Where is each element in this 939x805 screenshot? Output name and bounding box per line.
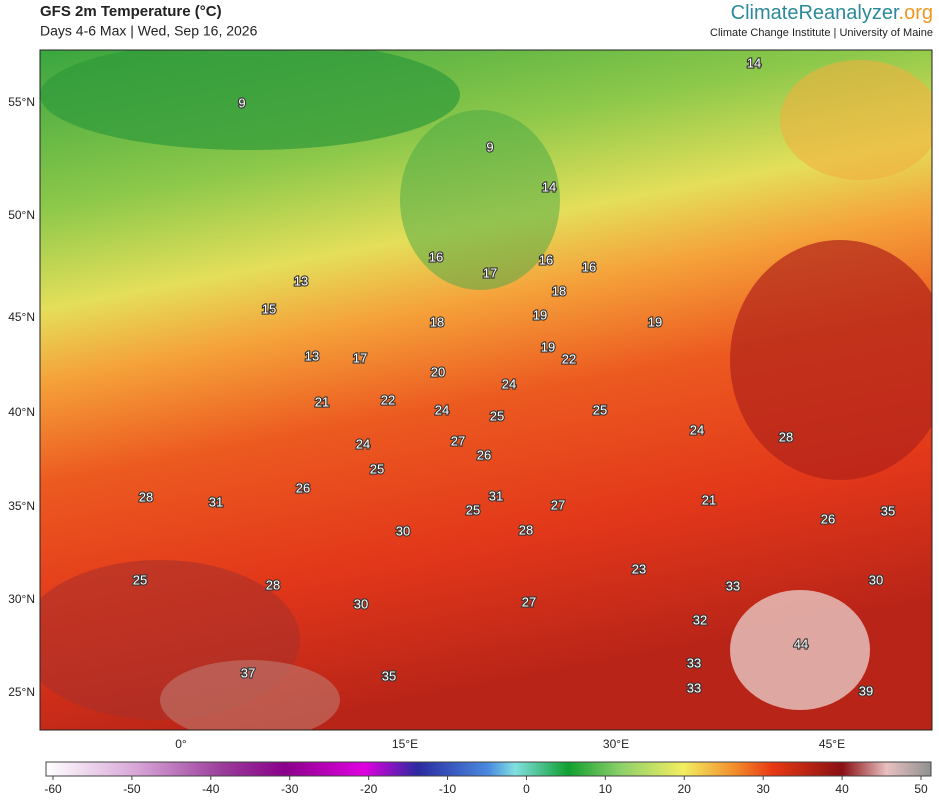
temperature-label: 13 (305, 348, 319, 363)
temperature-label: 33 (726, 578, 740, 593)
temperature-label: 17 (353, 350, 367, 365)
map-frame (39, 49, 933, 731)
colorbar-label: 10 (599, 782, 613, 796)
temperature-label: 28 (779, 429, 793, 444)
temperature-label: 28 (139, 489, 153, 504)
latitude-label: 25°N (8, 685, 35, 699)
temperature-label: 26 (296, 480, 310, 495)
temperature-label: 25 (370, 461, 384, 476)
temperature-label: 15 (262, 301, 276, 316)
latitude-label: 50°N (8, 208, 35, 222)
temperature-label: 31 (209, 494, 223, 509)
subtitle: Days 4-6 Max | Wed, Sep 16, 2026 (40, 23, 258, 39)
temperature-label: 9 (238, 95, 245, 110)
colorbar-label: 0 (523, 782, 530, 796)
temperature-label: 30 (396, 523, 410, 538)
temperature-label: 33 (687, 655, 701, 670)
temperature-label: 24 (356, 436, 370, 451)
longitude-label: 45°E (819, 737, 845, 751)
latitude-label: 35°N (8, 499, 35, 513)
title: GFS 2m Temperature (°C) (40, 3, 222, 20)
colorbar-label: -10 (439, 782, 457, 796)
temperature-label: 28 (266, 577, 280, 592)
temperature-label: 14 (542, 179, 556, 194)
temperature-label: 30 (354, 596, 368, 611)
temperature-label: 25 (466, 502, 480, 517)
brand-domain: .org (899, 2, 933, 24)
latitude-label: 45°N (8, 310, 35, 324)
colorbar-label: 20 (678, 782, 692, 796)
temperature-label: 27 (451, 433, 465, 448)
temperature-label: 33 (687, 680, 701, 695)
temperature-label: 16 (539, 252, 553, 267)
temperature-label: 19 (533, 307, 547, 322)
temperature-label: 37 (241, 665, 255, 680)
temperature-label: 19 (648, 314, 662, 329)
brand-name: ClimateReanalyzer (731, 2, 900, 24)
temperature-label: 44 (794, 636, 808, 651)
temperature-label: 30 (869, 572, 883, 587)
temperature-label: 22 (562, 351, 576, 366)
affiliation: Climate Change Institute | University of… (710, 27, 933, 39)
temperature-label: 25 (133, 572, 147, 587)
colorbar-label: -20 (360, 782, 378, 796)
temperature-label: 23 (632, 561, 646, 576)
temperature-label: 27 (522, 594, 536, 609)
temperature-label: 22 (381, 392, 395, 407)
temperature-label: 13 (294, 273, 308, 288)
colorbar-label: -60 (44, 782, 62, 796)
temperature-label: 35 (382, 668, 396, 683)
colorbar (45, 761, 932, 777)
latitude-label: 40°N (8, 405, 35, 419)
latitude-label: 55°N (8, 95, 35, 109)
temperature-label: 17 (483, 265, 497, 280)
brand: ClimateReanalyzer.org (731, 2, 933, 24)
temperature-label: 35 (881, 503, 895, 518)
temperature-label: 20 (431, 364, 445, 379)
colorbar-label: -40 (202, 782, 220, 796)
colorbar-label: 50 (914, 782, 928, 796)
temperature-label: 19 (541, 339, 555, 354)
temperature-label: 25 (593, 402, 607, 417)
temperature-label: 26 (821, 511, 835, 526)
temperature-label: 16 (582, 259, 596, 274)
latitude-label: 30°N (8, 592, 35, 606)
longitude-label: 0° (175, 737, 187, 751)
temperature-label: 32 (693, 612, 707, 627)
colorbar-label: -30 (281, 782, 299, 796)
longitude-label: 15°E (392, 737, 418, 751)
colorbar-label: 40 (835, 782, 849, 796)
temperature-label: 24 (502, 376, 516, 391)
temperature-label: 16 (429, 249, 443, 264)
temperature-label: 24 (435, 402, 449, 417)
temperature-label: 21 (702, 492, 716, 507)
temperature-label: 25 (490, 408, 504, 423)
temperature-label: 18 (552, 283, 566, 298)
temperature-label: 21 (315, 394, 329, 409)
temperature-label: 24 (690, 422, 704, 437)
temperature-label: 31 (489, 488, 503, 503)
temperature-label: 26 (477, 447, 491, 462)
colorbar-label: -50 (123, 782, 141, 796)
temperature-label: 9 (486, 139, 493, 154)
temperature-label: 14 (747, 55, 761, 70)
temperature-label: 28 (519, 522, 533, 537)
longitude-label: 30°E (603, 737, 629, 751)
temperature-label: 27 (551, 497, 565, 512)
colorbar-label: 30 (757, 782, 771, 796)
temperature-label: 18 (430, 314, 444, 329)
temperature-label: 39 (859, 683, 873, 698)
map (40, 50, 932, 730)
#####
**Exercise goal**
Can you repeat all the records above with every "temperature-label" switched to "temp-label", keeping everything else the same and leaving out the pictures?

**Output for this exercise**
Where is each element in this 939x805 screenshot? Output name and bounding box per line.
temp-label: 13 (305, 348, 319, 363)
temp-label: 33 (726, 578, 740, 593)
temp-label: 17 (353, 350, 367, 365)
map-frame (39, 49, 933, 731)
colorbar-label: 10 (599, 782, 613, 796)
temp-label: 28 (779, 429, 793, 444)
temp-label: 28 (139, 489, 153, 504)
latitude-label: 25°N (8, 685, 35, 699)
temp-label: 26 (296, 480, 310, 495)
temp-label: 25 (370, 461, 384, 476)
temp-label: 15 (262, 301, 276, 316)
latitude-label: 50°N (8, 208, 35, 222)
temp-label: 31 (209, 494, 223, 509)
subtitle: Days 4-6 Max | Wed, Sep 16, 2026 (40, 23, 258, 39)
temp-label: 9 (238, 95, 245, 110)
colorbar-label: 0 (523, 782, 530, 796)
temp-label: 30 (396, 523, 410, 538)
temp-label: 33 (687, 655, 701, 670)
temp-label: 24 (356, 436, 370, 451)
longitude-label: 45°E (819, 737, 845, 751)
latitude-label: 35°N (8, 499, 35, 513)
title: GFS 2m Temperature (°C) (40, 3, 222, 20)
colorbar-label: -10 (439, 782, 457, 796)
temp-label: 28 (266, 577, 280, 592)
temp-label: 14 (542, 179, 556, 194)
temp-label: 30 (354, 596, 368, 611)
temp-label: 25 (466, 502, 480, 517)
brand-domain: .org (899, 2, 933, 24)
latitude-label: 45°N (8, 310, 35, 324)
colorbar-label: 20 (678, 782, 692, 796)
temp-label: 27 (451, 433, 465, 448)
temp-label: 33 (687, 680, 701, 695)
temp-label: 16 (539, 252, 553, 267)
temp-label: 19 (533, 307, 547, 322)
temp-label: 37 (241, 665, 255, 680)
temp-label: 19 (648, 314, 662, 329)
brand-name: ClimateReanalyzer (731, 2, 900, 24)
temp-label: 44 (794, 636, 808, 651)
temp-label: 30 (869, 572, 883, 587)
temp-label: 22 (562, 351, 576, 366)
affiliation: Climate Change Institute | University of… (710, 27, 933, 39)
temp-label: 25 (133, 572, 147, 587)
colorbar-label: -20 (360, 782, 378, 796)
temp-label: 23 (632, 561, 646, 576)
temp-label: 27 (522, 594, 536, 609)
temp-label: 22 (381, 392, 395, 407)
temp-label: 13 (294, 273, 308, 288)
colorbar-label: -60 (44, 782, 62, 796)
temp-label: 35 (382, 668, 396, 683)
colorbar (45, 761, 932, 777)
latitude-label: 40°N (8, 405, 35, 419)
latitude-label: 55°N (8, 95, 35, 109)
temp-label: 17 (483, 265, 497, 280)
brand: ClimateReanalyzer.org (731, 2, 933, 24)
temp-label: 35 (881, 503, 895, 518)
temp-label: 20 (431, 364, 445, 379)
colorbar-label: -40 (202, 782, 220, 796)
colorbar-label: 50 (914, 782, 928, 796)
temp-label: 19 (541, 339, 555, 354)
temp-label: 25 (593, 402, 607, 417)
temp-label: 26 (821, 511, 835, 526)
temp-label: 16 (582, 259, 596, 274)
latitude-label: 30°N (8, 592, 35, 606)
longitude-label: 0° (175, 737, 187, 751)
temp-label: 32 (693, 612, 707, 627)
colorbar-label: -30 (281, 782, 299, 796)
longitude-label: 15°E (392, 737, 418, 751)
colorbar-label: 40 (835, 782, 849, 796)
temp-label: 24 (502, 376, 516, 391)
temp-label: 16 (429, 249, 443, 264)
temp-label: 24 (435, 402, 449, 417)
temp-label: 21 (702, 492, 716, 507)
temp-label: 25 (490, 408, 504, 423)
temp-label: 18 (552, 283, 566, 298)
temp-label: 21 (315, 394, 329, 409)
temp-label: 24 (690, 422, 704, 437)
temp-label: 31 (489, 488, 503, 503)
temp-label: 26 (477, 447, 491, 462)
colorbar-label: -50 (123, 782, 141, 796)
temp-label: 9 (486, 139, 493, 154)
temp-label: 14 (747, 55, 761, 70)
temp-label: 28 (519, 522, 533, 537)
longitude-label: 30°E (603, 737, 629, 751)
temp-label: 27 (551, 497, 565, 512)
colorbar-label: 30 (757, 782, 771, 796)
temp-label: 18 (430, 314, 444, 329)
temp-label: 39 (859, 683, 873, 698)
map (40, 50, 932, 730)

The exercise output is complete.